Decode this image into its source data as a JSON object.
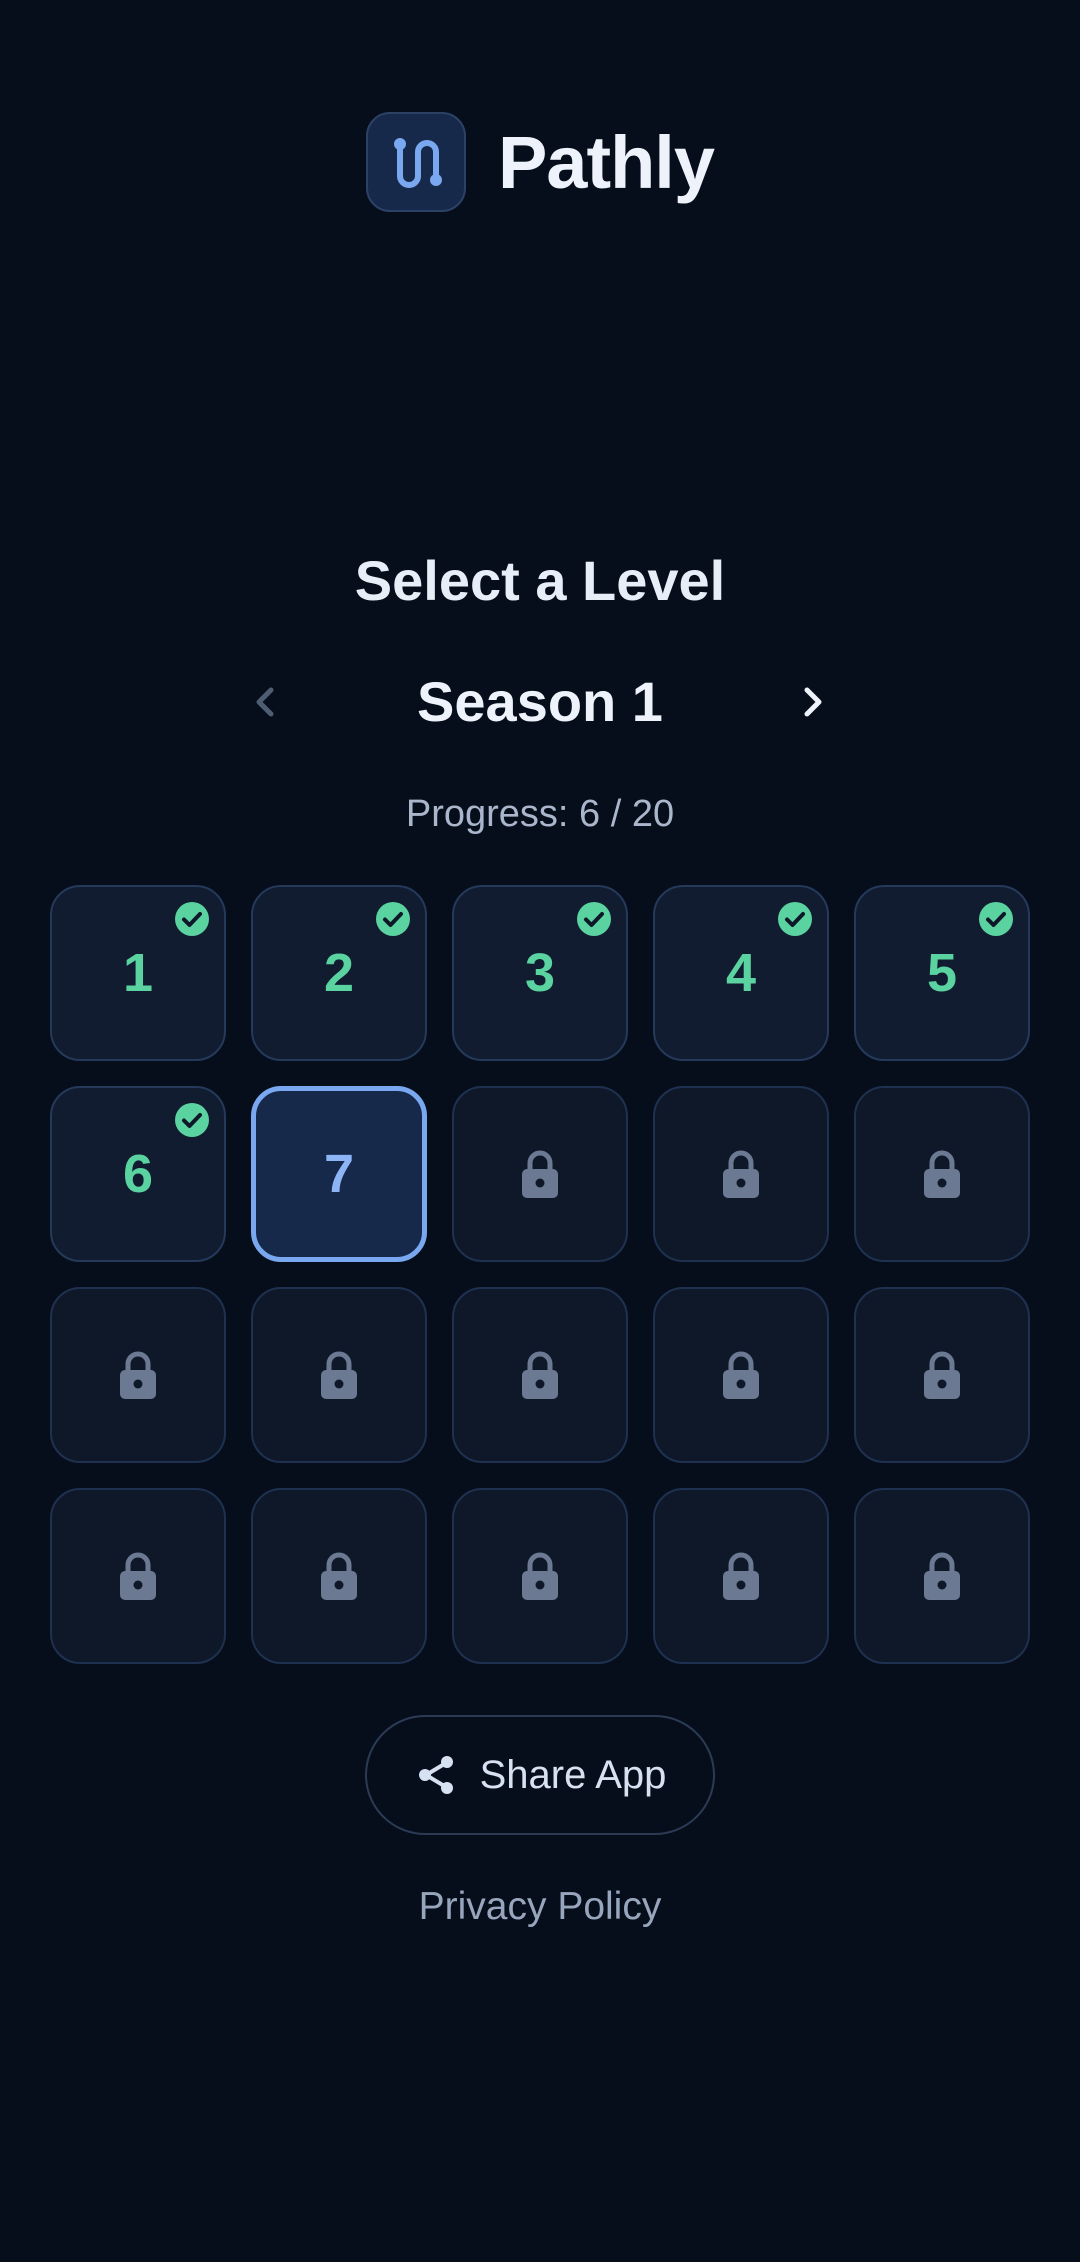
{
  "app": {
    "name": "Pathly",
    "logo_icon": "path-route-icon"
  },
  "screen": {
    "title": "Select a Level",
    "season": "Season 1",
    "prev_icon": "chevron-left-icon",
    "next_icon": "chevron-right-icon",
    "progress_text": "Progress: 6 / 20"
  },
  "progress": {
    "completed": 6,
    "total": 20
  },
  "levels": [
    {
      "label": "1",
      "state": "completed"
    },
    {
      "label": "2",
      "state": "completed"
    },
    {
      "label": "3",
      "state": "completed"
    },
    {
      "label": "4",
      "state": "completed"
    },
    {
      "label": "5",
      "state": "completed"
    },
    {
      "label": "6",
      "state": "completed"
    },
    {
      "label": "7",
      "state": "current"
    },
    {
      "label": "",
      "state": "locked"
    },
    {
      "label": "",
      "state": "locked"
    },
    {
      "label": "",
      "state": "locked"
    },
    {
      "label": "",
      "state": "locked"
    },
    {
      "label": "",
      "state": "locked"
    },
    {
      "label": "",
      "state": "locked"
    },
    {
      "label": "",
      "state": "locked"
    },
    {
      "label": "",
      "state": "locked"
    },
    {
      "label": "",
      "state": "locked"
    },
    {
      "label": "",
      "state": "locked"
    },
    {
      "label": "",
      "state": "locked"
    },
    {
      "label": "",
      "state": "locked"
    },
    {
      "label": "",
      "state": "locked"
    }
  ],
  "footer": {
    "share_label": "Share App",
    "share_icon": "share-icon",
    "privacy_label": "Privacy Policy"
  },
  "colors": {
    "background": "#070e1b",
    "completed": "#5ad3a0",
    "current_accent": "#7aa8f0",
    "locked_icon": "#6b7a92"
  }
}
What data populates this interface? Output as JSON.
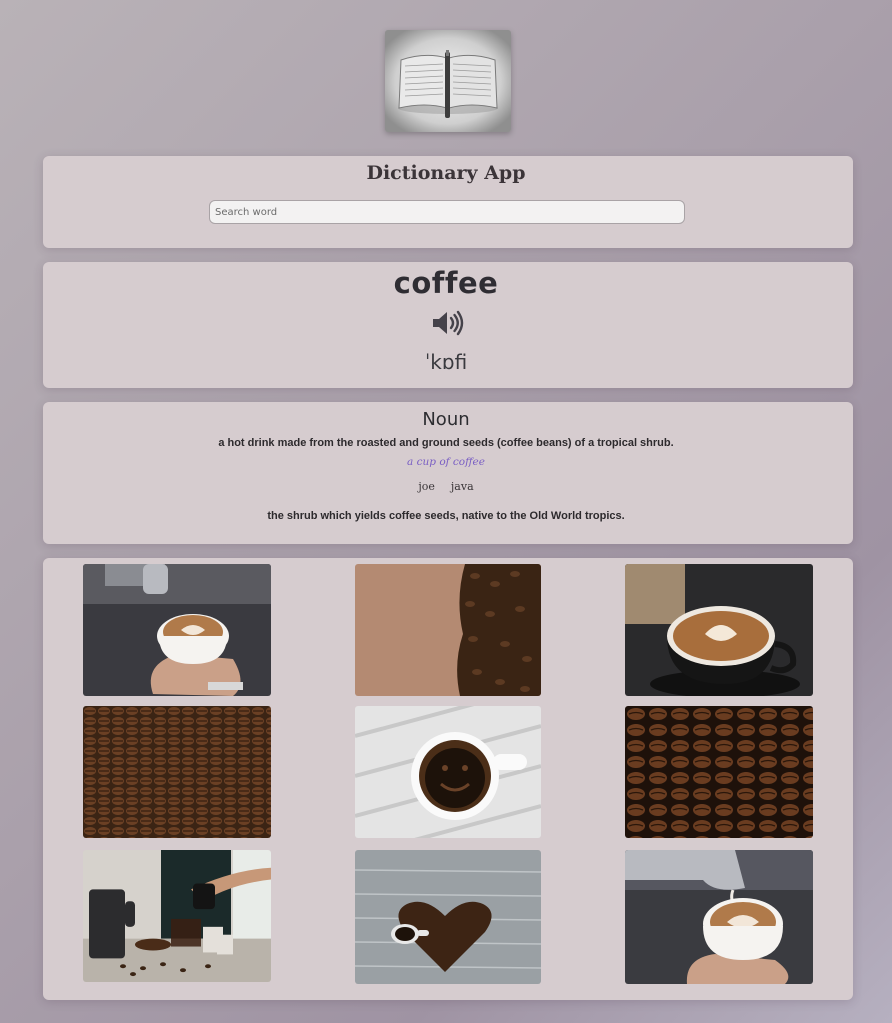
{
  "app": {
    "title": "Dictionary App"
  },
  "search": {
    "placeholder": "Search word",
    "value": ""
  },
  "entry": {
    "word": "coffee",
    "phonetic": "ˈkɒfi",
    "audio_icon": "speaker-icon",
    "meanings": [
      {
        "part_of_speech": "Noun",
        "definitions": [
          {
            "text": "a hot drink made from the roasted and ground seeds (coffee beans) of a tropical shrub.",
            "example": "a cup of coffee",
            "synonyms": [
              "joe",
              "java"
            ]
          },
          {
            "text": "the shrub which yields coffee seeds, native to the Old World tropics."
          }
        ]
      }
    ]
  },
  "gallery": {
    "images": [
      "latte-pour-photo",
      "coffee-beans-on-tan-photo",
      "latte-art-cup-photo",
      "roasted-beans-pile-photo",
      "black-coffee-smiley-photo",
      "coffee-beans-closeup-photo",
      "coffee-table-setup-photo",
      "bean-heart-with-cup-photo",
      "milk-pour-latte-photo"
    ]
  },
  "colors": {
    "card": "#d6cccf",
    "accent_example": "#7a5fc4",
    "text_dark": "#2d2a2d"
  }
}
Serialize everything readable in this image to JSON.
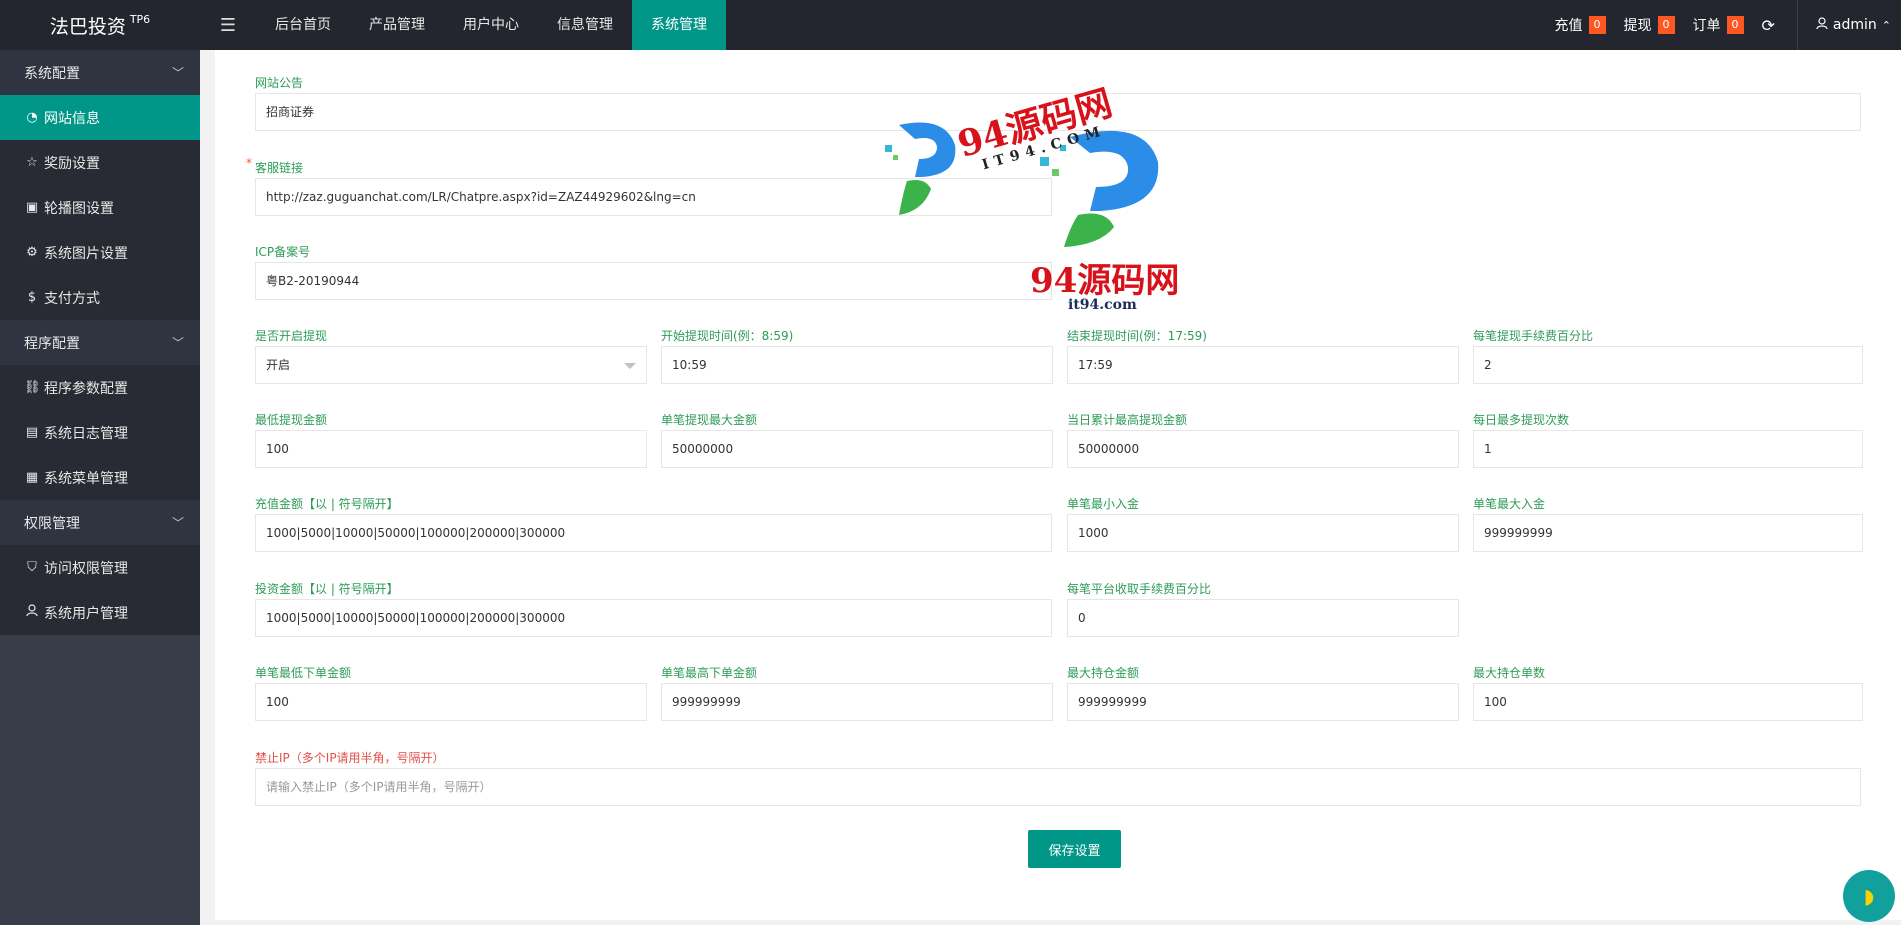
{
  "header": {
    "logo": "法巴投资",
    "logo_sup": "TP6",
    "menu_icon": "menu-icon",
    "nav": [
      "后台首页",
      "产品管理",
      "用户中心",
      "信息管理",
      "系统管理"
    ],
    "active_nav": "系统管理",
    "recharge_label": "充值",
    "recharge_count": "0",
    "withdraw_label": "提现",
    "withdraw_count": "0",
    "order_label": "订单",
    "order_count": "0",
    "user": "admin"
  },
  "sidebar": {
    "group1": "系统配置",
    "items1": [
      "网站信息",
      "奖励设置",
      "轮播图设置",
      "系统图片设置",
      "支付方式"
    ],
    "group2": "程序配置",
    "items2": [
      "程序参数配置",
      "系统日志管理",
      "系统菜单管理"
    ],
    "group3": "权限管理",
    "items3": [
      "访问权限管理",
      "系统用户管理"
    ]
  },
  "form": {
    "notice_label": "网站公告",
    "notice_value": "招商证券",
    "service_label": "客服链接",
    "service_value": "http://zaz.guguanchat.com/LR/Chatpre.aspx?id=ZAZ44929602&lng=cn",
    "icp_label": "ICP备案号",
    "icp_value": "粤B2-20190944",
    "withdraw_on_label": "是否开启提现",
    "withdraw_on_value": "开启",
    "start_label": "开始提现时间(例：8:59)",
    "start_value": "10:59",
    "end_label": "结束提现时间(例：17:59)",
    "end_value": "17:59",
    "fee_label": "每笔提现手续费百分比",
    "fee_value": "2",
    "min_wd_label": "最低提现金额",
    "min_wd_value": "100",
    "max_wd_label": "单笔提现最大金额",
    "max_wd_value": "50000000",
    "day_max_label": "当日累计最高提现金额",
    "day_max_value": "50000000",
    "day_times_label": "每日最多提现次数",
    "day_times_value": "1",
    "recharge_amt_label": "充值金额【以 | 符号隔开】",
    "recharge_amt_value": "1000|5000|10000|50000|100000|200000|300000",
    "min_in_label": "单笔最小入金",
    "min_in_value": "1000",
    "max_in_label": "单笔最大入金",
    "max_in_value": "999999999",
    "invest_amt_label": "投资金额【以 | 符号隔开】",
    "invest_amt_value": "1000|5000|10000|50000|100000|200000|300000",
    "platform_fee_label": "每笔平台收取手续费百分比",
    "platform_fee_value": "0",
    "min_order_label": "单笔最低下单金额",
    "min_order_value": "100",
    "max_order_label": "单笔最高下单金额",
    "max_order_value": "999999999",
    "max_hold_amt_label": "最大持仓金额",
    "max_hold_amt_value": "999999999",
    "max_hold_cnt_label": "最大持仓单数",
    "max_hold_cnt_value": "100",
    "ban_ip_label": "禁止IP（多个IP请用半角，号隔开）",
    "ban_ip_placeholder": "请输入禁止IP（多个IP请用半角，号隔开）",
    "save": "保存设置"
  },
  "watermark": {
    "text1": "94源码网",
    "text2": "IT94.COM",
    "text3": "94源码网",
    "text4": "it94.com"
  },
  "colors": {
    "accent": "#009688",
    "header": "#23262e",
    "sidebar": "#393d49",
    "badge": "#ff5722"
  }
}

* _Request_:
Transcribe the listing in full and omit the pictures.

* _The output_:
Decode this image into its source data as a JSON object.
{
  "app": {
    "name": "Pathly",
    "logo_icon": "path-route-icon"
  },
  "screen": {
    "title": "Select a Level",
    "season": "Season 1",
    "prev_icon": "chevron-left-icon",
    "next_icon": "chevron-right-icon",
    "progress_text": "Progress: 6 / 20"
  },
  "progress": {
    "completed": 6,
    "total": 20
  },
  "levels": [
    {
      "label": "1",
      "state": "completed"
    },
    {
      "label": "2",
      "state": "completed"
    },
    {
      "label": "3",
      "state": "completed"
    },
    {
      "label": "4",
      "state": "completed"
    },
    {
      "label": "5",
      "state": "completed"
    },
    {
      "label": "6",
      "state": "completed"
    },
    {
      "label": "7",
      "state": "current"
    },
    {
      "label": "",
      "state": "locked"
    },
    {
      "label": "",
      "state": "locked"
    },
    {
      "label": "",
      "state": "locked"
    },
    {
      "label": "",
      "state": "locked"
    },
    {
      "label": "",
      "state": "locked"
    },
    {
      "label": "",
      "state": "locked"
    },
    {
      "label": "",
      "state": "locked"
    },
    {
      "label": "",
      "state": "locked"
    },
    {
      "label": "",
      "state": "locked"
    },
    {
      "label": "",
      "state": "locked"
    },
    {
      "label": "",
      "state": "locked"
    },
    {
      "label": "",
      "state": "locked"
    },
    {
      "label": "",
      "state": "locked"
    }
  ],
  "footer": {
    "share_label": "Share App",
    "share_icon": "share-icon",
    "privacy_label": "Privacy Policy"
  },
  "colors": {
    "background": "#070e1b",
    "completed": "#5ad3a0",
    "current_accent": "#7aa8f0",
    "locked_icon": "#6b7a92"
  }
}
What data populates this interface? Output as JSON.
{
  "app": {
    "title": "Dictionary App"
  },
  "search": {
    "placeholder": "Search word",
    "value": ""
  },
  "entry": {
    "word": "coffee",
    "phonetic": "ˈkɒfi",
    "audio_icon": "speaker-icon",
    "meanings": [
      {
        "part_of_speech": "Noun",
        "definitions": [
          {
            "text": "a hot drink made from the roasted and ground seeds (coffee beans) of a tropical shrub.",
            "example": "a cup of coffee",
            "synonyms": [
              "joe",
              "java"
            ]
          },
          {
            "text": "the shrub which yields coffee seeds, native to the Old World tropics."
          }
        ]
      }
    ]
  },
  "gallery": {
    "images": [
      "latte-pour-photo",
      "coffee-beans-on-tan-photo",
      "latte-art-cup-photo",
      "roasted-beans-pile-photo",
      "black-coffee-smiley-photo",
      "coffee-beans-closeup-photo",
      "coffee-table-setup-photo",
      "bean-heart-with-cup-photo",
      "milk-pour-latte-photo"
    ]
  },
  "colors": {
    "card": "#d6cccf",
    "accent_example": "#7a5fc4",
    "text_dark": "#2d2a2d"
  }
}
Serialize everything readable in this image to JSON.
{
  "header": {
    "logo": "法巴投资",
    "logo_sup": "TP6",
    "menu_icon": "menu-icon",
    "nav": [
      "后台首页",
      "产品管理",
      "用户中心",
      "信息管理",
      "系统管理"
    ],
    "active_nav": "系统管理",
    "recharge_label": "充值",
    "recharge_count": "0",
    "withdraw_label": "提现",
    "withdraw_count": "0",
    "order_label": "订单",
    "order_count": "0",
    "user": "admin"
  },
  "sidebar": {
    "group1": "系统配置",
    "items1": [
      "网站信息",
      "奖励设置",
      "轮播图设置",
      "系统图片设置",
      "支付方式"
    ],
    "group2": "程序配置",
    "items2": [
      "程序参数配置",
      "系统日志管理",
      "系统菜单管理"
    ],
    "group3": "权限管理",
    "items3": [
      "访问权限管理",
      "系统用户管理"
    ]
  },
  "form": {
    "notice_label": "网站公告",
    "notice_value": "招商证券",
    "service_label": "客服链接",
    "service_value": "http://zaz.guguanchat.com/LR/Chatpre.aspx?id=ZAZ44929602&lng=cn",
    "icp_label": "ICP备案号",
    "icp_value": "粤B2-20190944",
    "withdraw_on_label": "是否开启提现",
    "withdraw_on_value": "开启",
    "start_label": "开始提现时间(例：8:59)",
    "start_value": "10:59",
    "end_label": "结束提现时间(例：17:59)",
    "end_value": "17:59",
    "fee_label": "每笔提现手续费百分比",
    "fee_value": "2",
    "min_wd_label": "最低提现金额",
    "min_wd_value": "100",
    "max_wd_label": "单笔提现最大金额",
    "max_wd_value": "50000000",
    "day_max_label": "当日累计最高提现金额",
    "day_max_value": "50000000",
    "day_times_label": "每日最多提现次数",
    "day_times_value": "1",
    "recharge_amt_label": "充值金额【以 | 符号隔开】",
    "recharge_amt_value": "1000|5000|10000|50000|100000|200000|300000",
    "min_in_label": "单笔最小入金",
    "min_in_value": "1000",
    "max_in_label": "单笔最大入金",
    "max_in_value": "999999999",
    "invest_amt_label": "投资金额【以 | 符号隔开】",
    "invest_amt_value": "1000|5000|10000|50000|100000|200000|300000",
    "platform_fee_label": "每笔平台收取手续费百分比",
    "platform_fee_value": "0",
    "min_order_label": "单笔最低下单金额",
    "min_order_value": "100",
    "max_order_label": "单笔最高下单金额",
    "max_order_value": "999999999",
    "max_hold_amt_label": "最大持仓金额",
    "max_hold_amt_value": "999999999",
    "max_hold_cnt_label": "最大持仓单数",
    "max_hold_cnt_value": "100",
    "ban_ip_label": "禁止IP（多个IP请用半角，号隔开）",
    "ban_ip_placeholder": "请输入禁止IP（多个IP请用半角，号隔开）",
    "save": "保存设置"
  },
  "watermark": {
    "text1": "94源码网",
    "text2": "IT94.COM",
    "text3": "94源码网",
    "text4": "it94.com"
  },
  "colors": {
    "accent": "#009688",
    "header": "#23262e",
    "sidebar": "#393d49",
    "badge": "#ff5722"
  }
}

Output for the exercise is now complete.